## Given text:
**********

I need help figuring out how to use the value written in a textbox in PyQT5, and use that value to build an IF statement. Any suggestions on how to do it? I have tried to declare the text in the textbox as a variable and use it in the IF statement but I can't seem to figure it out how to do it properly, and every time i run the code, some exit code shows (-1073741819 (0xC0000005) ).
Summing up, can't use pass the value of the textbox to the variable in order to do an IF statement.
I had this code down below:
from PyQt5 import QtWidgets
from PyQt5.QtWidgets import QApplication, QMainWindow, QPushButton, QTextEdit
def window():
app = QApplication(sys.argv)
win = QMainWindow()
win.setGeometry(200, 200, 400, 400)
win.setWindowTitle("Register Program")
label = QtWidgets.QLabel(win)
label.setText("Random Text")
label.move(169, 15)
label2 = QtWidgets.QLabel(win)
label2.resize(300, 100)
label2.setText("1- Register new person\n2- See all regestries\n3- See last regestry\n\nPress ESC to exit\n")
label2.move(70, 50)
textbox = QtWidgets.QLineEdit(win)
textbox.setText("")
textbox.resize(250, 25)
textbox.move(70, 250)
button1 = QtWidgets.QPushButton(win)
button1.move(150, 300)
button1.setText("Submit")

**********

## Material provided:
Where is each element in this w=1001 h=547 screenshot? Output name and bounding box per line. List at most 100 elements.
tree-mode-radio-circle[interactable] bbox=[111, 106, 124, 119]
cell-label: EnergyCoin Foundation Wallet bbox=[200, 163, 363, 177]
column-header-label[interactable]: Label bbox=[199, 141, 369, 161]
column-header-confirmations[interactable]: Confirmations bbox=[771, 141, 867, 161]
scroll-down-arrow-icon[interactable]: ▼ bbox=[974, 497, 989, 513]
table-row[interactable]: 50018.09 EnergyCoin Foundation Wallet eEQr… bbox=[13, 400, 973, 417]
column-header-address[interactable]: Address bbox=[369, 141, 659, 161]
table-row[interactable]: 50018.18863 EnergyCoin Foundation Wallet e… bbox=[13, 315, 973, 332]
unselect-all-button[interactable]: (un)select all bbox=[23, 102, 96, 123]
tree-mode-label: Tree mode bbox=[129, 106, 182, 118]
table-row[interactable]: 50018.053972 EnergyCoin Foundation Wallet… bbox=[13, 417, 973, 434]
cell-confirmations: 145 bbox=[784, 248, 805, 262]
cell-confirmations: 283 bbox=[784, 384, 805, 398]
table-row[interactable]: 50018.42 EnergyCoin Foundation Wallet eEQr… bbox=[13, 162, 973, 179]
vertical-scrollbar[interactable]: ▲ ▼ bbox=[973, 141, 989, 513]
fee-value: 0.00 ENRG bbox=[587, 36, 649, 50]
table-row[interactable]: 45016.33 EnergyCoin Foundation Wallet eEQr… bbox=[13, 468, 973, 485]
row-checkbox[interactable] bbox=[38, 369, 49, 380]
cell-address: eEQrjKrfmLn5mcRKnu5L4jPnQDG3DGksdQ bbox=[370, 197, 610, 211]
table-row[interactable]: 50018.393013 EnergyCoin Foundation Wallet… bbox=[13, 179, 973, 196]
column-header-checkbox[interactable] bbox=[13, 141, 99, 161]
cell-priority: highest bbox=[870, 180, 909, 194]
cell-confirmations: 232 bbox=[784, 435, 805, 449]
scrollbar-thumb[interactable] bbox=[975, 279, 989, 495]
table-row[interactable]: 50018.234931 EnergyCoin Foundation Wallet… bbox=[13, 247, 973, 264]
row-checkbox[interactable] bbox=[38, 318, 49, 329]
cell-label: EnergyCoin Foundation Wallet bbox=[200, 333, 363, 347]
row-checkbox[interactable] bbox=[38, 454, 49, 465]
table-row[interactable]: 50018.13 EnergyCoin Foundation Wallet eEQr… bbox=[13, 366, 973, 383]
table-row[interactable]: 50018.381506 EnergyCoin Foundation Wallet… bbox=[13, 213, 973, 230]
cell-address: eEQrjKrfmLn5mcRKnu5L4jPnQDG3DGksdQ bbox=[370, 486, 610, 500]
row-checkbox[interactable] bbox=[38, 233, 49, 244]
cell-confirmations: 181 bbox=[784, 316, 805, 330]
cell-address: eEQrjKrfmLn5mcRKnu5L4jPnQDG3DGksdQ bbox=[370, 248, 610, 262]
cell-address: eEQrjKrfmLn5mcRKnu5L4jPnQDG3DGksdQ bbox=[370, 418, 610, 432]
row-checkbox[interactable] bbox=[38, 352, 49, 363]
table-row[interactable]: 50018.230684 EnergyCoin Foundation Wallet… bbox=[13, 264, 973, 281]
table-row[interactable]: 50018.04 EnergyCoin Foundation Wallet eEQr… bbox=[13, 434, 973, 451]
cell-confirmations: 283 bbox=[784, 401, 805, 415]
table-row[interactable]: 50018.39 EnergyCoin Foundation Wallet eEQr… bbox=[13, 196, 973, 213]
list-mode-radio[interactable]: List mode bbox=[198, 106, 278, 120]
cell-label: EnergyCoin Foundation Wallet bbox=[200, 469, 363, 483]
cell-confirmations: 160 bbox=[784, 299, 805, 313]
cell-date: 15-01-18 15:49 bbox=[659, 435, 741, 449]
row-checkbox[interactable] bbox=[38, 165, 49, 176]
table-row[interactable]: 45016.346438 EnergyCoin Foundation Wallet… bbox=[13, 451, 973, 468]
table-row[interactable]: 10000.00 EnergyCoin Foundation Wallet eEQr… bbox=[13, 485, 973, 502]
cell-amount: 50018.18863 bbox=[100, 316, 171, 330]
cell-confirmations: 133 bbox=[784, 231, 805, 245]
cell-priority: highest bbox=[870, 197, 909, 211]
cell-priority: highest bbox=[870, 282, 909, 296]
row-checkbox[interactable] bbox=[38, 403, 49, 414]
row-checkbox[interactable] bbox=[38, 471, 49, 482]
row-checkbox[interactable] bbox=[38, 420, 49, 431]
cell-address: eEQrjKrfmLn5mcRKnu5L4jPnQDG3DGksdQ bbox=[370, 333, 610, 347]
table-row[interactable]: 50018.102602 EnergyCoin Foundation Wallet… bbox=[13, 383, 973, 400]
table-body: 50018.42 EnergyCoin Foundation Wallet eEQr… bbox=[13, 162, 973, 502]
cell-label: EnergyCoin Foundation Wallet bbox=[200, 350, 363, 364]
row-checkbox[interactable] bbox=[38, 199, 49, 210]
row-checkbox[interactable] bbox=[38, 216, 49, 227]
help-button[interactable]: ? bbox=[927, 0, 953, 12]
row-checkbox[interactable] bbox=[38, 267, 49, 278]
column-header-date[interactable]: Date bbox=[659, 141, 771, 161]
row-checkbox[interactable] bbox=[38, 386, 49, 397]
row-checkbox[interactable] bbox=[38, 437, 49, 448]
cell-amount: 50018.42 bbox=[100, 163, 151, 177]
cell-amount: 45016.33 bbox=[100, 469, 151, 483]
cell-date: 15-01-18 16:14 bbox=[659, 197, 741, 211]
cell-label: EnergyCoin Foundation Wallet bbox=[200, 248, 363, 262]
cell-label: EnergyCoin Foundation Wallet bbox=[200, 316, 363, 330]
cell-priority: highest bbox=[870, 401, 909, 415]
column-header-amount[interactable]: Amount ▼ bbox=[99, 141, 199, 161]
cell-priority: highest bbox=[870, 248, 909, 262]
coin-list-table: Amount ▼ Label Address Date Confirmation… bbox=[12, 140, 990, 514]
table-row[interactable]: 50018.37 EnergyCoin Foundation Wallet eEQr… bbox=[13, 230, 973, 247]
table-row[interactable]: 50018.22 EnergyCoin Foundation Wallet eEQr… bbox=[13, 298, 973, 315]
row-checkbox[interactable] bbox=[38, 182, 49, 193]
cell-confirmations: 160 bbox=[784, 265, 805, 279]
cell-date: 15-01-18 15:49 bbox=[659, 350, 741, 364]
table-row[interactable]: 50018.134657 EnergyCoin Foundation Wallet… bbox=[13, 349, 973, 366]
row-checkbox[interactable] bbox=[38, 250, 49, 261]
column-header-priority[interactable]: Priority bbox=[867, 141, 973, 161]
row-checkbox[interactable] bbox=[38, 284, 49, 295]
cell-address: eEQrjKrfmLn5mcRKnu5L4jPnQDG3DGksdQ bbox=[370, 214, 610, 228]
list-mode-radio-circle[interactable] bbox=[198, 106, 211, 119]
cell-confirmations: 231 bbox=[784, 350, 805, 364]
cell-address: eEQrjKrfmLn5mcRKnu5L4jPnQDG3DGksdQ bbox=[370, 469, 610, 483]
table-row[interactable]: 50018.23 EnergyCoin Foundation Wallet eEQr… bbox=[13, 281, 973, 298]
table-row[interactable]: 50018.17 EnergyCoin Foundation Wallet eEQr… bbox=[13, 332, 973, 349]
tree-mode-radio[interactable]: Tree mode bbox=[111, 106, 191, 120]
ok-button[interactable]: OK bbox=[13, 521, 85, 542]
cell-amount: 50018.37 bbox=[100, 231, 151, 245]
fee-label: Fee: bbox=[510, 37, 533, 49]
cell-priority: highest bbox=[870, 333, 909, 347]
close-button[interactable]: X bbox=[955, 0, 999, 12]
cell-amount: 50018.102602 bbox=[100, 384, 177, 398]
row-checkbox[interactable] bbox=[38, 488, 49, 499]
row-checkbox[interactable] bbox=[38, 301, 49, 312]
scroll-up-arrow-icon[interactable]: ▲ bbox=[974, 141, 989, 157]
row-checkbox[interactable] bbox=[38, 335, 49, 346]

**********

## Brief:
Reproduce the PyQt5 textbox post from above word for word, keeping every line of its code unchanged.

## Answer to this exercise:
I need help figuring out how to use the value written in a textbox in PyQT5, and use that value to build an IF statement. Any suggestions on how to do it? I have tried to declare the text in the textbox as a variable and use it in the IF statement but I can't seem to figure it out how to do it properly, and every time i run the code, some exit code shows (-1073741819 (0xC0000005) ).
Summing up, can't use pass the value of the textbox to the variable in order to do an IF statement.
I had this code down below:
from PyQt5 import QtWidgets
from PyQt5.QtWidgets import QApplication, QMainWindow, QPushButton, QTextEdit
def window():
app = QApplication(sys.argv)
win = QMainWindow()
win.setGeometry(200, 200, 400, 400)
win.setWindowTitle("Register Program")
label = QtWidgets.QLabel(win)
label.setText("Random Text")
label.move(169, 15)
label2 = QtWidgets.QLabel(win)
label2.resize(300, 100)
label2.setText("1- Register new person\n2- See all regestries\n3- See last regestry\n\nPress ESC to exit\n")
label2.move(70, 50)
textbox = QtWidgets.QLineEdit(win)
textbox.setText("")
textbox.resize(250, 25)
textbox.move(70, 250)
button1 = QtWidgets.QPushButton(win)
button1.move(150, 300)
button1.setText("Submit")